▸ What is asked
Quote each line of the material verbatim, without the pictures.

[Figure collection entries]
* BEGIN *

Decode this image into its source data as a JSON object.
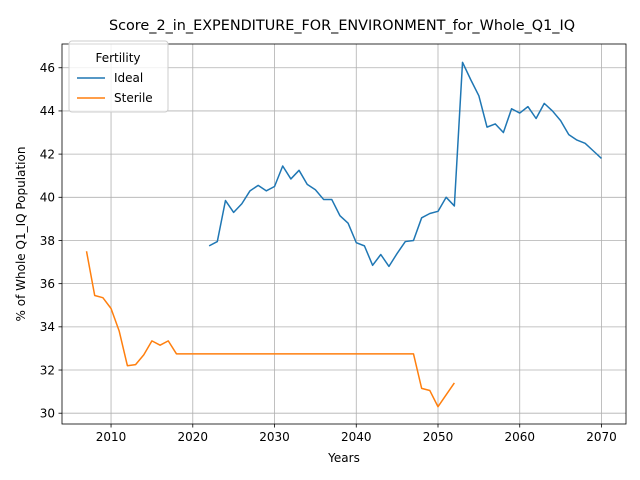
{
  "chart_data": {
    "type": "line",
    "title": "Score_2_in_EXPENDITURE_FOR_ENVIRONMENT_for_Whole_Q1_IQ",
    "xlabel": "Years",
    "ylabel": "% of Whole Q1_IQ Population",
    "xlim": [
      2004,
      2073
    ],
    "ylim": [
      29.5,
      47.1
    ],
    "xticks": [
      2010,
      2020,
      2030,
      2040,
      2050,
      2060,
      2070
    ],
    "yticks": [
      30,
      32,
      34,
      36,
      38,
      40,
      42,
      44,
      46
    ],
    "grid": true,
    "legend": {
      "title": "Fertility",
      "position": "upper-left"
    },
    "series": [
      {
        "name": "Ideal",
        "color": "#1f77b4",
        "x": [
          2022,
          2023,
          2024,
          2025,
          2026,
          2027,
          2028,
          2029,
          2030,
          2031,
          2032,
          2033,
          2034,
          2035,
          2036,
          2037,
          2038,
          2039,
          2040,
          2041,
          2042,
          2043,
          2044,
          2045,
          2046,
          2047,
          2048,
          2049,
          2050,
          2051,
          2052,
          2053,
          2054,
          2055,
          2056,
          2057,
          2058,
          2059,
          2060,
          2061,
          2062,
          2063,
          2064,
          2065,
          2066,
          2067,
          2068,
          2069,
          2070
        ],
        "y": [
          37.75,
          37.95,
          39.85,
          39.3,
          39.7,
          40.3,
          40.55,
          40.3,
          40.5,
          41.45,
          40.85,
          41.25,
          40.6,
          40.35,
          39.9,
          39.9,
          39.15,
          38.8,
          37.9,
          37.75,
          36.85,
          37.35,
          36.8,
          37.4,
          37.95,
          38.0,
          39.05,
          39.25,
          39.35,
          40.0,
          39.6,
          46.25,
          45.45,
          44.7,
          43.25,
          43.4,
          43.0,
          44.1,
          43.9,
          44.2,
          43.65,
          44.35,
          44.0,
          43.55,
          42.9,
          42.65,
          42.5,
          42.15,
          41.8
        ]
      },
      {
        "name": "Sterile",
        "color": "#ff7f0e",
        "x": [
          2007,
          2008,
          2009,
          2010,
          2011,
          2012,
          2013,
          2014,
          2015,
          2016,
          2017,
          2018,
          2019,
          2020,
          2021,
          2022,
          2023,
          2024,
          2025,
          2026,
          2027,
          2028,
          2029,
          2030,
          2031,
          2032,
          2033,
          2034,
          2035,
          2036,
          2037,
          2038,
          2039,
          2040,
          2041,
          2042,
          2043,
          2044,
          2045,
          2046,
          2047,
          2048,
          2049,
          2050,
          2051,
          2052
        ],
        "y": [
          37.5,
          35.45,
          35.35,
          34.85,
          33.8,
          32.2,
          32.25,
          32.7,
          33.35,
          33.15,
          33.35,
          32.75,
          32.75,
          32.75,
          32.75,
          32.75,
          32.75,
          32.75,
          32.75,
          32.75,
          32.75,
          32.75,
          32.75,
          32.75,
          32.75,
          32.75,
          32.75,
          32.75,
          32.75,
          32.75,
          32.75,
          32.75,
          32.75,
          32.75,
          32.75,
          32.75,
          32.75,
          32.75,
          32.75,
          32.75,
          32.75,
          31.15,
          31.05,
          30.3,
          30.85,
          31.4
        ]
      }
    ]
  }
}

* END *

▸ Solution for this exercise
Decode this image into its source data as a JSON object.
{
  "chart_data": {
    "type": "line",
    "title": "Score_2_in_EXPENDITURE_FOR_ENVIRONMENT_for_Whole_Q1_IQ",
    "xlabel": "Years",
    "ylabel": "% of Whole Q1_IQ Population",
    "xlim": [
      2004,
      2073
    ],
    "ylim": [
      29.5,
      47.1
    ],
    "xticks": [
      2010,
      2020,
      2030,
      2040,
      2050,
      2060,
      2070
    ],
    "yticks": [
      30,
      32,
      34,
      36,
      38,
      40,
      42,
      44,
      46
    ],
    "grid": true,
    "legend": {
      "title": "Fertility",
      "position": "upper-left"
    },
    "series": [
      {
        "name": "Ideal",
        "color": "#1f77b4",
        "x": [
          2022,
          2023,
          2024,
          2025,
          2026,
          2027,
          2028,
          2029,
          2030,
          2031,
          2032,
          2033,
          2034,
          2035,
          2036,
          2037,
          2038,
          2039,
          2040,
          2041,
          2042,
          2043,
          2044,
          2045,
          2046,
          2047,
          2048,
          2049,
          2050,
          2051,
          2052,
          2053,
          2054,
          2055,
          2056,
          2057,
          2058,
          2059,
          2060,
          2061,
          2062,
          2063,
          2064,
          2065,
          2066,
          2067,
          2068,
          2069,
          2070
        ],
        "y": [
          37.75,
          37.95,
          39.85,
          39.3,
          39.7,
          40.3,
          40.55,
          40.3,
          40.5,
          41.45,
          40.85,
          41.25,
          40.6,
          40.35,
          39.9,
          39.9,
          39.15,
          38.8,
          37.9,
          37.75,
          36.85,
          37.35,
          36.8,
          37.4,
          37.95,
          38.0,
          39.05,
          39.25,
          39.35,
          40.0,
          39.6,
          46.25,
          45.45,
          44.7,
          43.25,
          43.4,
          43.0,
          44.1,
          43.9,
          44.2,
          43.65,
          44.35,
          44.0,
          43.55,
          42.9,
          42.65,
          42.5,
          42.15,
          41.8
        ]
      },
      {
        "name": "Sterile",
        "color": "#ff7f0e",
        "x": [
          2007,
          2008,
          2009,
          2010,
          2011,
          2012,
          2013,
          2014,
          2015,
          2016,
          2017,
          2018,
          2019,
          2020,
          2021,
          2022,
          2023,
          2024,
          2025,
          2026,
          2027,
          2028,
          2029,
          2030,
          2031,
          2032,
          2033,
          2034,
          2035,
          2036,
          2037,
          2038,
          2039,
          2040,
          2041,
          2042,
          2043,
          2044,
          2045,
          2046,
          2047,
          2048,
          2049,
          2050,
          2051,
          2052
        ],
        "y": [
          37.5,
          35.45,
          35.35,
          34.85,
          33.8,
          32.2,
          32.25,
          32.7,
          33.35,
          33.15,
          33.35,
          32.75,
          32.75,
          32.75,
          32.75,
          32.75,
          32.75,
          32.75,
          32.75,
          32.75,
          32.75,
          32.75,
          32.75,
          32.75,
          32.75,
          32.75,
          32.75,
          32.75,
          32.75,
          32.75,
          32.75,
          32.75,
          32.75,
          32.75,
          32.75,
          32.75,
          32.75,
          32.75,
          32.75,
          32.75,
          32.75,
          31.15,
          31.05,
          30.3,
          30.85,
          31.4
        ]
      }
    ]
  }
}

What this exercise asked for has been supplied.